_What is being asked_: Exact repetition of every entry is required.

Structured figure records

•••••

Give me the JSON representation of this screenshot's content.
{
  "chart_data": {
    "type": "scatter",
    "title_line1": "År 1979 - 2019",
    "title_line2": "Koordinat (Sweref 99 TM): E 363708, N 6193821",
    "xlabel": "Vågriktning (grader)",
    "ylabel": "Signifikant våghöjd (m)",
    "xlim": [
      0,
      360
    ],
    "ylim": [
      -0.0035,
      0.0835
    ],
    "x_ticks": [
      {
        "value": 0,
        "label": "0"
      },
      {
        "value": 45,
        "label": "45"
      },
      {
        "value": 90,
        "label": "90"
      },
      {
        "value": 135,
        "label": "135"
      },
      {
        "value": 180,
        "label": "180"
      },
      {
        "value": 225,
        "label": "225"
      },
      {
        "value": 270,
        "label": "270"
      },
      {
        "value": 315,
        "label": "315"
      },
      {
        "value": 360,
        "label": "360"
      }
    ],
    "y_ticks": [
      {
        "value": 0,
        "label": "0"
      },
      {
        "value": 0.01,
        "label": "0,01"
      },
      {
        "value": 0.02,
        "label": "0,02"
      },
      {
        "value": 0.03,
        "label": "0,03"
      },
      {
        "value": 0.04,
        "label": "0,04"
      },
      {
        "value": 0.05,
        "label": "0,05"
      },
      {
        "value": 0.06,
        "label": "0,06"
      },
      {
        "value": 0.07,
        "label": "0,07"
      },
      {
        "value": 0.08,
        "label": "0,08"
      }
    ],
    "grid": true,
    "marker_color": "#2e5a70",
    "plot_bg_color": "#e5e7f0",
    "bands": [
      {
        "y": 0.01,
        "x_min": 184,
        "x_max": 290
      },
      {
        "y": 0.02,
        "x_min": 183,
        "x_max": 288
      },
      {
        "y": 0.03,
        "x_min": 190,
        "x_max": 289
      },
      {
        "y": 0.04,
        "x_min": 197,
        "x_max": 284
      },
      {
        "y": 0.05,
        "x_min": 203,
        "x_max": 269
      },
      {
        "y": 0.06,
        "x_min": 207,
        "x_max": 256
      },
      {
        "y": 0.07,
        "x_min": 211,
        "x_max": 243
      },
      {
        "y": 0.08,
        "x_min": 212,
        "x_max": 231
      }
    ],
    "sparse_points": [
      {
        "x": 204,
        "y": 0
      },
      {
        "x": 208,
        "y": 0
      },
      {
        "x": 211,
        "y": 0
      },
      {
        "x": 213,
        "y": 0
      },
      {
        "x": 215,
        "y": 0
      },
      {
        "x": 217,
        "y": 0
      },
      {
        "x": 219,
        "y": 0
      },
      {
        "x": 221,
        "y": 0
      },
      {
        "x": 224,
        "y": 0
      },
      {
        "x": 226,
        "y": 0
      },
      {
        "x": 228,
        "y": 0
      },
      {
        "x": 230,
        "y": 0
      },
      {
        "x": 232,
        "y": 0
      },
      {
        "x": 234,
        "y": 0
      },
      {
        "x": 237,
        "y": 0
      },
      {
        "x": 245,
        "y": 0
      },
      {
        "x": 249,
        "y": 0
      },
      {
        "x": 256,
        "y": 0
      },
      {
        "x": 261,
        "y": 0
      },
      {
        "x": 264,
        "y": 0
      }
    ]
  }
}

•••••

_Response_:
Give me the JSON representation of this screenshot's content.
{
  "chart_data": {
    "type": "scatter",
    "title_line1": "År 1979 - 2019",
    "title_line2": "Koordinat (Sweref 99 TM): E 363708, N 6193821",
    "xlabel": "Vågriktning (grader)",
    "ylabel": "Signifikant våghöjd (m)",
    "xlim": [
      0,
      360
    ],
    "ylim": [
      -0.0035,
      0.0835
    ],
    "x_ticks": [
      {
        "value": 0,
        "label": "0"
      },
      {
        "value": 45,
        "label": "45"
      },
      {
        "value": 90,
        "label": "90"
      },
      {
        "value": 135,
        "label": "135"
      },
      {
        "value": 180,
        "label": "180"
      },
      {
        "value": 225,
        "label": "225"
      },
      {
        "value": 270,
        "label": "270"
      },
      {
        "value": 315,
        "label": "315"
      },
      {
        "value": 360,
        "label": "360"
      }
    ],
    "y_ticks": [
      {
        "value": 0,
        "label": "0"
      },
      {
        "value": 0.01,
        "label": "0,01"
      },
      {
        "value": 0.02,
        "label": "0,02"
      },
      {
        "value": 0.03,
        "label": "0,03"
      },
      {
        "value": 0.04,
        "label": "0,04"
      },
      {
        "value": 0.05,
        "label": "0,05"
      },
      {
        "value": 0.06,
        "label": "0,06"
      },
      {
        "value": 0.07,
        "label": "0,07"
      },
      {
        "value": 0.08,
        "label": "0,08"
      }
    ],
    "grid": true,
    "marker_color": "#2e5a70",
    "plot_bg_color": "#e5e7f0",
    "bands": [
      {
        "y": 0.01,
        "x_min": 184,
        "x_max": 290
      },
      {
        "y": 0.02,
        "x_min": 183,
        "x_max": 288
      },
      {
        "y": 0.03,
        "x_min": 190,
        "x_max": 289
      },
      {
        "y": 0.04,
        "x_min": 197,
        "x_max": 284
      },
      {
        "y": 0.05,
        "x_min": 203,
        "x_max": 269
      },
      {
        "y": 0.06,
        "x_min": 207,
        "x_max": 256
      },
      {
        "y": 0.07,
        "x_min": 211,
        "x_max": 243
      },
      {
        "y": 0.08,
        "x_min": 212,
        "x_max": 231
      }
    ],
    "sparse_points": [
      {
        "x": 204,
        "y": 0
      },
      {
        "x": 208,
        "y": 0
      },
      {
        "x": 211,
        "y": 0
      },
      {
        "x": 213,
        "y": 0
      },
      {
        "x": 215,
        "y": 0
      },
      {
        "x": 217,
        "y": 0
      },
      {
        "x": 219,
        "y": 0
      },
      {
        "x": 221,
        "y": 0
      },
      {
        "x": 224,
        "y": 0
      },
      {
        "x": 226,
        "y": 0
      },
      {
        "x": 228,
        "y": 0
      },
      {
        "x": 230,
        "y": 0
      },
      {
        "x": 232,
        "y": 0
      },
      {
        "x": 234,
        "y": 0
      },
      {
        "x": 237,
        "y": 0
      },
      {
        "x": 245,
        "y": 0
      },
      {
        "x": 249,
        "y": 0
      },
      {
        "x": 256,
        "y": 0
      },
      {
        "x": 261,
        "y": 0
      },
      {
        "x": 264,
        "y": 0
      }
    ]
  }
}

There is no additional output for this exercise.